WRITTEN EXERCISE
Lines containing the string "дому" are to be counted; report only how many there are.

PROVIDED RECORDS
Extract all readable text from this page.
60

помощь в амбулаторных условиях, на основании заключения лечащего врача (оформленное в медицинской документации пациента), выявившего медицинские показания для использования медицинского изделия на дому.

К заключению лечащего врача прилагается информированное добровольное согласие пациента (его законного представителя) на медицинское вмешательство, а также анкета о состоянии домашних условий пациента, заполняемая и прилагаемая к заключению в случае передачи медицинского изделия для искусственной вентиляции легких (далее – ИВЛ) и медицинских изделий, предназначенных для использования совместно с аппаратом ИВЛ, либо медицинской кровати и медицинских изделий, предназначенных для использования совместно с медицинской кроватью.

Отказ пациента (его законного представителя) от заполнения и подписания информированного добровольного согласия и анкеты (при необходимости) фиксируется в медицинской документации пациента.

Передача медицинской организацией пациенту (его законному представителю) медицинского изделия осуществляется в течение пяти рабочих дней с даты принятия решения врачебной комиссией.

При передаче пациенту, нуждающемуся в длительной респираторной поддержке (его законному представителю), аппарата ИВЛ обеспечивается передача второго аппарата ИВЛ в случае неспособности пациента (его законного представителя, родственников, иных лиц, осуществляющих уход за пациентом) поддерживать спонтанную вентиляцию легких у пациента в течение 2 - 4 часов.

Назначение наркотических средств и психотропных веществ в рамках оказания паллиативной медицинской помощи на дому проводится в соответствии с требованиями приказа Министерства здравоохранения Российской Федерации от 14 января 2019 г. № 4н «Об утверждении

ANSWER BELOW
2